▸ Your objective:
Copy each line below without leaving any out.
◆ ◆ ◆
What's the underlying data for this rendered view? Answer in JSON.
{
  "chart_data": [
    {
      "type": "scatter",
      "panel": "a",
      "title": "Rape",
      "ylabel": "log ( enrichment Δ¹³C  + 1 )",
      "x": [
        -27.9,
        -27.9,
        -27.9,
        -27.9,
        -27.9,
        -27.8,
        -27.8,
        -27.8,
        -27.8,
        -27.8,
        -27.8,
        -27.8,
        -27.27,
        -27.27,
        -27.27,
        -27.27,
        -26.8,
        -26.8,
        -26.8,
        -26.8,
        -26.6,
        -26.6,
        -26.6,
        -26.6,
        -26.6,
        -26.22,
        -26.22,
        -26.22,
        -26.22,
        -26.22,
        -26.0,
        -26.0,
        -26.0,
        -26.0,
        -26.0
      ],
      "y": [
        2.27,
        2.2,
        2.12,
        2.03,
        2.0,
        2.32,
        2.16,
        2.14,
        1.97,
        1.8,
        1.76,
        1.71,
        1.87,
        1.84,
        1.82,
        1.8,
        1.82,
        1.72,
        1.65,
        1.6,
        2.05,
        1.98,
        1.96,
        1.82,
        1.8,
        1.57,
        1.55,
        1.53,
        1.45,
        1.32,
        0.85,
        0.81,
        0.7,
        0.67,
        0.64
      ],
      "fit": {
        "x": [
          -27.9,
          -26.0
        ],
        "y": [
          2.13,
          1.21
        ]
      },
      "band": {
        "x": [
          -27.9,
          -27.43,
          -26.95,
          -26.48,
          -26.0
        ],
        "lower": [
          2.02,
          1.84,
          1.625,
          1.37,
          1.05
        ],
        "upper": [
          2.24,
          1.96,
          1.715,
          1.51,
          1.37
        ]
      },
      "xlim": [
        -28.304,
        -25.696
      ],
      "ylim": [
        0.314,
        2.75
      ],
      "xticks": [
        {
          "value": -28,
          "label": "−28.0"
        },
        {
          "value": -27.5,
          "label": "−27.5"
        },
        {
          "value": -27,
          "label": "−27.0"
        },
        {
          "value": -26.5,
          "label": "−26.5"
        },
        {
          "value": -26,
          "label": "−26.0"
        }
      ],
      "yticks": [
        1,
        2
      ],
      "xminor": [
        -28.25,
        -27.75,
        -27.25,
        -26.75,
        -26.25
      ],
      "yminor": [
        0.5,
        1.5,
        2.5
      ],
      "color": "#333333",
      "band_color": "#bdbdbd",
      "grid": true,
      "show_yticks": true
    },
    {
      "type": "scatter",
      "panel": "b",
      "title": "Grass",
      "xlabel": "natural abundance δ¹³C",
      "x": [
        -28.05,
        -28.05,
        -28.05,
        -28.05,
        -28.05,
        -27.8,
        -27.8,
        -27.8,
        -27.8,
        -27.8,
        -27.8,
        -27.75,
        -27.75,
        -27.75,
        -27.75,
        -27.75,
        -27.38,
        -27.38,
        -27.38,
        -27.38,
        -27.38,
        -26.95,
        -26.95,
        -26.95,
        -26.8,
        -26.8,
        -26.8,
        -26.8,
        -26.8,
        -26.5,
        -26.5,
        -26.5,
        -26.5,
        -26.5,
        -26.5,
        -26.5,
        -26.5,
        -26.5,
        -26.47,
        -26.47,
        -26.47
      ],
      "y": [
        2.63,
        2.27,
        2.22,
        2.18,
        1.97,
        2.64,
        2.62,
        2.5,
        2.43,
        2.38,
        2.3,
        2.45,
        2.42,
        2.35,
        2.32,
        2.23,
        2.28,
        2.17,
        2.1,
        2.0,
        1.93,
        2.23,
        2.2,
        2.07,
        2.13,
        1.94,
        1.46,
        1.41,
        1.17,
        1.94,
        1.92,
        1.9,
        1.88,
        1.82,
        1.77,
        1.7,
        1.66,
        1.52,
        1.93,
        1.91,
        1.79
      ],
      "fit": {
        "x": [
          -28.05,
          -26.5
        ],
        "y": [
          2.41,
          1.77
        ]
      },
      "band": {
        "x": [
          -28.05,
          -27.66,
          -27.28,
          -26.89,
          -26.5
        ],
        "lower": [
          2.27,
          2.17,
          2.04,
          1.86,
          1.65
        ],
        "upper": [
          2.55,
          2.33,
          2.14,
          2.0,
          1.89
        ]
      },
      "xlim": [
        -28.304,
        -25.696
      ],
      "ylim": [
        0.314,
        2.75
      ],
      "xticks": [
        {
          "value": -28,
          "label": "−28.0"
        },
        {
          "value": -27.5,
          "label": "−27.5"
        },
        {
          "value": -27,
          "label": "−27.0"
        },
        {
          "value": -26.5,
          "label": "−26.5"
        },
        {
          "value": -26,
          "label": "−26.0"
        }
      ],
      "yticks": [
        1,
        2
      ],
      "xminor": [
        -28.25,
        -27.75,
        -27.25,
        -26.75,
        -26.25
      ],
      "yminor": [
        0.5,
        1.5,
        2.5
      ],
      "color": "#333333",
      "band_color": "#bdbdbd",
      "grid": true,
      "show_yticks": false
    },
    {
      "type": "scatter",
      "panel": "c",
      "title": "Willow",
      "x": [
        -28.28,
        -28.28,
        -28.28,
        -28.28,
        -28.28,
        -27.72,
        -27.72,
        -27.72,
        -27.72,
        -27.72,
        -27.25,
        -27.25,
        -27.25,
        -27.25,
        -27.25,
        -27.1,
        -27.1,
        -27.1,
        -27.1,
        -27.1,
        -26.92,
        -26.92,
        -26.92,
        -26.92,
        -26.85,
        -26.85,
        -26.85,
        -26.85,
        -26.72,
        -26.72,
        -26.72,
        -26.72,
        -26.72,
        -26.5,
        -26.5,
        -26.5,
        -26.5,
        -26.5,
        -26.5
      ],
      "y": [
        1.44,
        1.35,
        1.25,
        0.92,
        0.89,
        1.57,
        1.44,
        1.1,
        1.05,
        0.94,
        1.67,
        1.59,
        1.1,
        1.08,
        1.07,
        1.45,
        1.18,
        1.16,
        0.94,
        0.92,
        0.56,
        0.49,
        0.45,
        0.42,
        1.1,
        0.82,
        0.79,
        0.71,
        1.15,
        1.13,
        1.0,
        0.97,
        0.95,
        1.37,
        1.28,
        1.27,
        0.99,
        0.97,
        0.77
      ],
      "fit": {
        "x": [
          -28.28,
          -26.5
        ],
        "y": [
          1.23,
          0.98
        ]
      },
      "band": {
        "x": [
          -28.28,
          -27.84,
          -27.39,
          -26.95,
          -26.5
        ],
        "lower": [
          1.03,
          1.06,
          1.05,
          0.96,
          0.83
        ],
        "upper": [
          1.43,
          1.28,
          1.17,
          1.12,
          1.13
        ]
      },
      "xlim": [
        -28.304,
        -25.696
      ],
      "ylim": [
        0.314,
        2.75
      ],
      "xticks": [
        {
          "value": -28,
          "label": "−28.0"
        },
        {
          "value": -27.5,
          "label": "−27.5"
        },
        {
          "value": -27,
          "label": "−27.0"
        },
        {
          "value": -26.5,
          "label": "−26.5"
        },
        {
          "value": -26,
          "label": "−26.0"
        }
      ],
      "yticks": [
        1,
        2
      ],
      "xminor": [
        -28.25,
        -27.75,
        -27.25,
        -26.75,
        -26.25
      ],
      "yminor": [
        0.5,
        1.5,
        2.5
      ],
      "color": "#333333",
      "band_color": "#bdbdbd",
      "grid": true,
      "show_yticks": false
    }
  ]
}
◆ ◆ ◆
▸ Output of the exercise:
What's the underlying data for this rendered view? Answer in JSON.
{
  "chart_data": [
    {
      "type": "scatter",
      "panel": "a",
      "title": "Rape",
      "ylabel": "log ( enrichment Δ¹³C  + 1 )",
      "x": [
        -27.9,
        -27.9,
        -27.9,
        -27.9,
        -27.9,
        -27.8,
        -27.8,
        -27.8,
        -27.8,
        -27.8,
        -27.8,
        -27.8,
        -27.27,
        -27.27,
        -27.27,
        -27.27,
        -26.8,
        -26.8,
        -26.8,
        -26.8,
        -26.6,
        -26.6,
        -26.6,
        -26.6,
        -26.6,
        -26.22,
        -26.22,
        -26.22,
        -26.22,
        -26.22,
        -26.0,
        -26.0,
        -26.0,
        -26.0,
        -26.0
      ],
      "y": [
        2.27,
        2.2,
        2.12,
        2.03,
        2.0,
        2.32,
        2.16,
        2.14,
        1.97,
        1.8,
        1.76,
        1.71,
        1.87,
        1.84,
        1.82,
        1.8,
        1.82,
        1.72,
        1.65,
        1.6,
        2.05,
        1.98,
        1.96,
        1.82,
        1.8,
        1.57,
        1.55,
        1.53,
        1.45,
        1.32,
        0.85,
        0.81,
        0.7,
        0.67,
        0.64
      ],
      "fit": {
        "x": [
          -27.9,
          -26.0
        ],
        "y": [
          2.13,
          1.21
        ]
      },
      "band": {
        "x": [
          -27.9,
          -27.43,
          -26.95,
          -26.48,
          -26.0
        ],
        "lower": [
          2.02,
          1.84,
          1.625,
          1.37,
          1.05
        ],
        "upper": [
          2.24,
          1.96,
          1.715,
          1.51,
          1.37
        ]
      },
      "xlim": [
        -28.304,
        -25.696
      ],
      "ylim": [
        0.314,
        2.75
      ],
      "xticks": [
        {
          "value": -28,
          "label": "−28.0"
        },
        {
          "value": -27.5,
          "label": "−27.5"
        },
        {
          "value": -27,
          "label": "−27.0"
        },
        {
          "value": -26.5,
          "label": "−26.5"
        },
        {
          "value": -26,
          "label": "−26.0"
        }
      ],
      "yticks": [
        1,
        2
      ],
      "xminor": [
        -28.25,
        -27.75,
        -27.25,
        -26.75,
        -26.25
      ],
      "yminor": [
        0.5,
        1.5,
        2.5
      ],
      "color": "#333333",
      "band_color": "#bdbdbd",
      "grid": true,
      "show_yticks": true
    },
    {
      "type": "scatter",
      "panel": "b",
      "title": "Grass",
      "xlabel": "natural abundance δ¹³C",
      "x": [
        -28.05,
        -28.05,
        -28.05,
        -28.05,
        -28.05,
        -27.8,
        -27.8,
        -27.8,
        -27.8,
        -27.8,
        -27.8,
        -27.75,
        -27.75,
        -27.75,
        -27.75,
        -27.75,
        -27.38,
        -27.38,
        -27.38,
        -27.38,
        -27.38,
        -26.95,
        -26.95,
        -26.95,
        -26.8,
        -26.8,
        -26.8,
        -26.8,
        -26.8,
        -26.5,
        -26.5,
        -26.5,
        -26.5,
        -26.5,
        -26.5,
        -26.5,
        -26.5,
        -26.5,
        -26.47,
        -26.47,
        -26.47
      ],
      "y": [
        2.63,
        2.27,
        2.22,
        2.18,
        1.97,
        2.64,
        2.62,
        2.5,
        2.43,
        2.38,
        2.3,
        2.45,
        2.42,
        2.35,
        2.32,
        2.23,
        2.28,
        2.17,
        2.1,
        2.0,
        1.93,
        2.23,
        2.2,
        2.07,
        2.13,
        1.94,
        1.46,
        1.41,
        1.17,
        1.94,
        1.92,
        1.9,
        1.88,
        1.82,
        1.77,
        1.7,
        1.66,
        1.52,
        1.93,
        1.91,
        1.79
      ],
      "fit": {
        "x": [
          -28.05,
          -26.5
        ],
        "y": [
          2.41,
          1.77
        ]
      },
      "band": {
        "x": [
          -28.05,
          -27.66,
          -27.28,
          -26.89,
          -26.5
        ],
        "lower": [
          2.27,
          2.17,
          2.04,
          1.86,
          1.65
        ],
        "upper": [
          2.55,
          2.33,
          2.14,
          2.0,
          1.89
        ]
      },
      "xlim": [
        -28.304,
        -25.696
      ],
      "ylim": [
        0.314,
        2.75
      ],
      "xticks": [
        {
          "value": -28,
          "label": "−28.0"
        },
        {
          "value": -27.5,
          "label": "−27.5"
        },
        {
          "value": -27,
          "label": "−27.0"
        },
        {
          "value": -26.5,
          "label": "−26.5"
        },
        {
          "value": -26,
          "label": "−26.0"
        }
      ],
      "yticks": [
        1,
        2
      ],
      "xminor": [
        -28.25,
        -27.75,
        -27.25,
        -26.75,
        -26.25
      ],
      "yminor": [
        0.5,
        1.5,
        2.5
      ],
      "color": "#333333",
      "band_color": "#bdbdbd",
      "grid": true,
      "show_yticks": false
    },
    {
      "type": "scatter",
      "panel": "c",
      "title": "Willow",
      "x": [
        -28.28,
        -28.28,
        -28.28,
        -28.28,
        -28.28,
        -27.72,
        -27.72,
        -27.72,
        -27.72,
        -27.72,
        -27.25,
        -27.25,
        -27.25,
        -27.25,
        -27.25,
        -27.1,
        -27.1,
        -27.1,
        -27.1,
        -27.1,
        -26.92,
        -26.92,
        -26.92,
        -26.92,
        -26.85,
        -26.85,
        -26.85,
        -26.85,
        -26.72,
        -26.72,
        -26.72,
        -26.72,
        -26.72,
        -26.5,
        -26.5,
        -26.5,
        -26.5,
        -26.5,
        -26.5
      ],
      "y": [
        1.44,
        1.35,
        1.25,
        0.92,
        0.89,
        1.57,
        1.44,
        1.1,
        1.05,
        0.94,
        1.67,
        1.59,
        1.1,
        1.08,
        1.07,
        1.45,
        1.18,
        1.16,
        0.94,
        0.92,
        0.56,
        0.49,
        0.45,
        0.42,
        1.1,
        0.82,
        0.79,
        0.71,
        1.15,
        1.13,
        1.0,
        0.97,
        0.95,
        1.37,
        1.28,
        1.27,
        0.99,
        0.97,
        0.77
      ],
      "fit": {
        "x": [
          -28.28,
          -26.5
        ],
        "y": [
          1.23,
          0.98
        ]
      },
      "band": {
        "x": [
          -28.28,
          -27.84,
          -27.39,
          -26.95,
          -26.5
        ],
        "lower": [
          1.03,
          1.06,
          1.05,
          0.96,
          0.83
        ],
        "upper": [
          1.43,
          1.28,
          1.17,
          1.12,
          1.13
        ]
      },
      "xlim": [
        -28.304,
        -25.696
      ],
      "ylim": [
        0.314,
        2.75
      ],
      "xticks": [
        {
          "value": -28,
          "label": "−28.0"
        },
        {
          "value": -27.5,
          "label": "−27.5"
        },
        {
          "value": -27,
          "label": "−27.0"
        },
        {
          "value": -26.5,
          "label": "−26.5"
        },
        {
          "value": -26,
          "label": "−26.0"
        }
      ],
      "yticks": [
        1,
        2
      ],
      "xminor": [
        -28.25,
        -27.75,
        -27.25,
        -26.75,
        -26.25
      ],
      "yminor": [
        0.5,
        1.5,
        2.5
      ],
      "color": "#333333",
      "band_color": "#bdbdbd",
      "grid": true,
      "show_yticks": false
    }
  ]
}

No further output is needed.